* start *

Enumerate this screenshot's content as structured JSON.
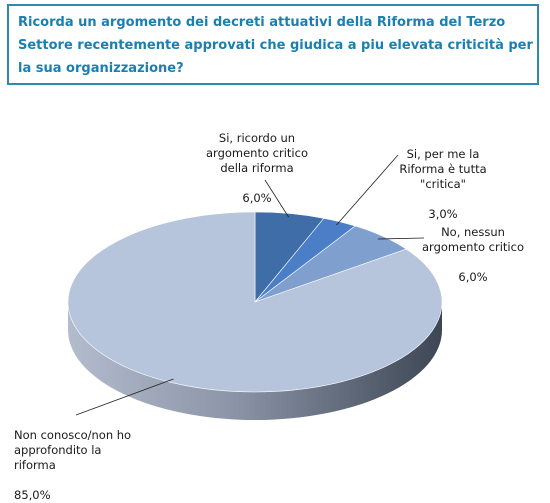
{
  "title": "Ricorda un argomento dei decreti attuativi della Riforma del Terzo Settore recentemente approvati che giudica a piu elevata criticità per la sua organizzazione?",
  "chart_data": {
    "type": "pie",
    "style": "3d",
    "title": "Ricorda un argomento dei decreti attuativi della Riforma del Terzo Settore recentemente approvati che giudica a piu elevata criticità per la sua organizzazione?",
    "slices": [
      {
        "label": "Si, ricordo un argomento critico della riforma",
        "value": 6.0,
        "value_label": "6,0%",
        "color": "#3e6da8"
      },
      {
        "label": "Si, per me la Riforma è tutta \"critica\"",
        "value": 3.0,
        "value_label": "3,0%",
        "color": "#4a7ec6"
      },
      {
        "label": "No, nessun argomento critico",
        "value": 6.0,
        "value_label": "6,0%",
        "color": "#7f9fcf"
      },
      {
        "label": "Non conosco/non ho approfondito la riforma",
        "value": 85.0,
        "value_label": "85,0%",
        "color": "#b6c4dc"
      }
    ]
  }
}
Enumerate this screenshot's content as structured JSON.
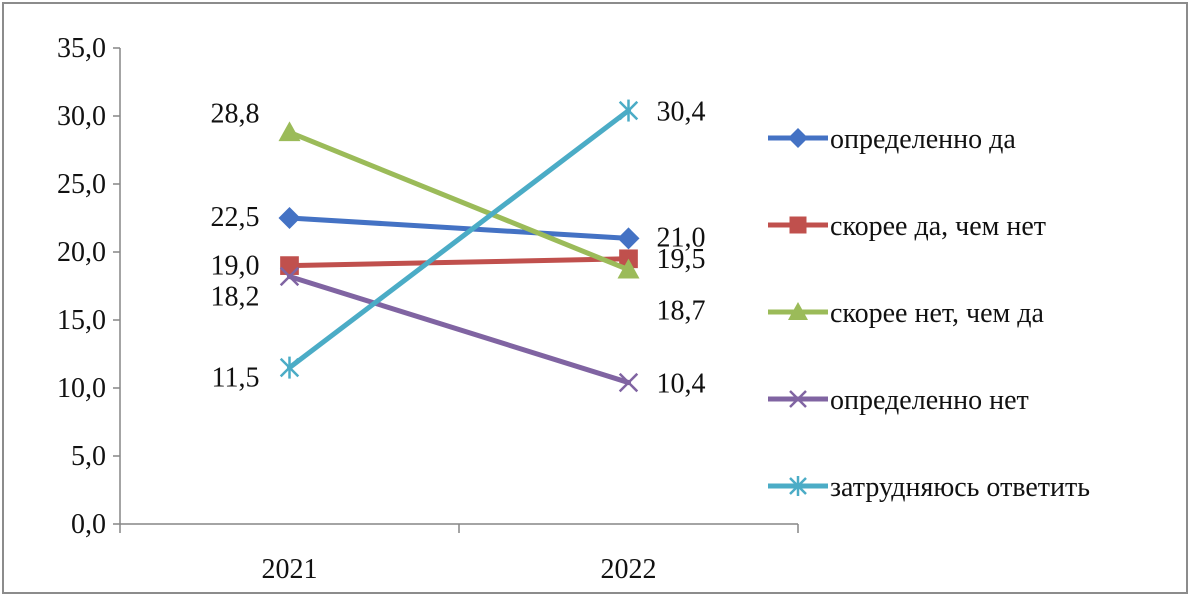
{
  "chart_data": {
    "type": "line",
    "categories": [
      "2021",
      "2022"
    ],
    "ylim": [
      0,
      35
    ],
    "yticks": [
      "0,0",
      "5,0",
      "10,0",
      "15,0",
      "20,0",
      "25,0",
      "30,0",
      "35,0"
    ],
    "grid": false,
    "legend_position": "right",
    "series": [
      {
        "name": "определенно да",
        "values": [
          22.5,
          21.0
        ],
        "labels": [
          "22,5",
          "21,0"
        ],
        "color": "#4472C4",
        "marker": "diamond"
      },
      {
        "name": "скорее да, чем нет",
        "values": [
          19.0,
          19.5
        ],
        "labels": [
          "19,0",
          "19,5"
        ],
        "color": "#C0504D",
        "marker": "square"
      },
      {
        "name": "скорее нет, чем да",
        "values": [
          28.8,
          18.7
        ],
        "labels": [
          "28,8",
          "18,7"
        ],
        "color": "#9BBB59",
        "marker": "triangle"
      },
      {
        "name": "определенно нет",
        "values": [
          18.2,
          10.4
        ],
        "labels": [
          "18,2",
          "10,4"
        ],
        "color": "#8064A2",
        "marker": "x"
      },
      {
        "name": "затрудняюсь ответить",
        "values": [
          11.5,
          30.4
        ],
        "labels": [
          "11,5",
          "30,4"
        ],
        "color": "#4BACC6",
        "marker": "star"
      }
    ]
  }
}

* end *

● Aim of the task
Images in the data above are to be skipped. Retype all other material exactly.

● Answer in full
Enumerate this screenshot's content as structured JSON.
{
  "title": "Ricorda un argomento dei decreti attuativi della Riforma del Terzo Settore recentemente approvati che giudica a piu elevata criticità per la sua organizzazione?",
  "chart_data": {
    "type": "pie",
    "style": "3d",
    "title": "Ricorda un argomento dei decreti attuativi della Riforma del Terzo Settore recentemente approvati che giudica a piu elevata criticità per la sua organizzazione?",
    "slices": [
      {
        "label": "Si, ricordo un argomento critico della riforma",
        "value": 6.0,
        "value_label": "6,0%",
        "color": "#3e6da8"
      },
      {
        "label": "Si, per me la Riforma è tutta \"critica\"",
        "value": 3.0,
        "value_label": "3,0%",
        "color": "#4a7ec6"
      },
      {
        "label": "No, nessun argomento critico",
        "value": 6.0,
        "value_label": "6,0%",
        "color": "#7f9fcf"
      },
      {
        "label": "Non conosco/non ho approfondito la riforma",
        "value": 85.0,
        "value_label": "85,0%",
        "color": "#b6c4dc"
      }
    ]
  }
}
Enumerate this screenshot's content as structured JSON.
{
  "chart_data": {
    "type": "line",
    "categories": [
      "2021",
      "2022"
    ],
    "ylim": [
      0,
      35
    ],
    "yticks": [
      "0,0",
      "5,0",
      "10,0",
      "15,0",
      "20,0",
      "25,0",
      "30,0",
      "35,0"
    ],
    "grid": false,
    "legend_position": "right",
    "series": [
      {
        "name": "определенно да",
        "values": [
          22.5,
          21.0
        ],
        "labels": [
          "22,5",
          "21,0"
        ],
        "color": "#4472C4",
        "marker": "diamond"
      },
      {
        "name": "скорее да, чем нет",
        "values": [
          19.0,
          19.5
        ],
        "labels": [
          "19,0",
          "19,5"
        ],
        "color": "#C0504D",
        "marker": "square"
      },
      {
        "name": "скорее нет, чем да",
        "values": [
          28.8,
          18.7
        ],
        "labels": [
          "28,8",
          "18,7"
        ],
        "color": "#9BBB59",
        "marker": "triangle"
      },
      {
        "name": "определенно нет",
        "values": [
          18.2,
          10.4
        ],
        "labels": [
          "18,2",
          "10,4"
        ],
        "color": "#8064A2",
        "marker": "x"
      },
      {
        "name": "затрудняюсь ответить",
        "values": [
          11.5,
          30.4
        ],
        "labels": [
          "11,5",
          "30,4"
        ],
        "color": "#4BACC6",
        "marker": "star"
      }
    ]
  }
}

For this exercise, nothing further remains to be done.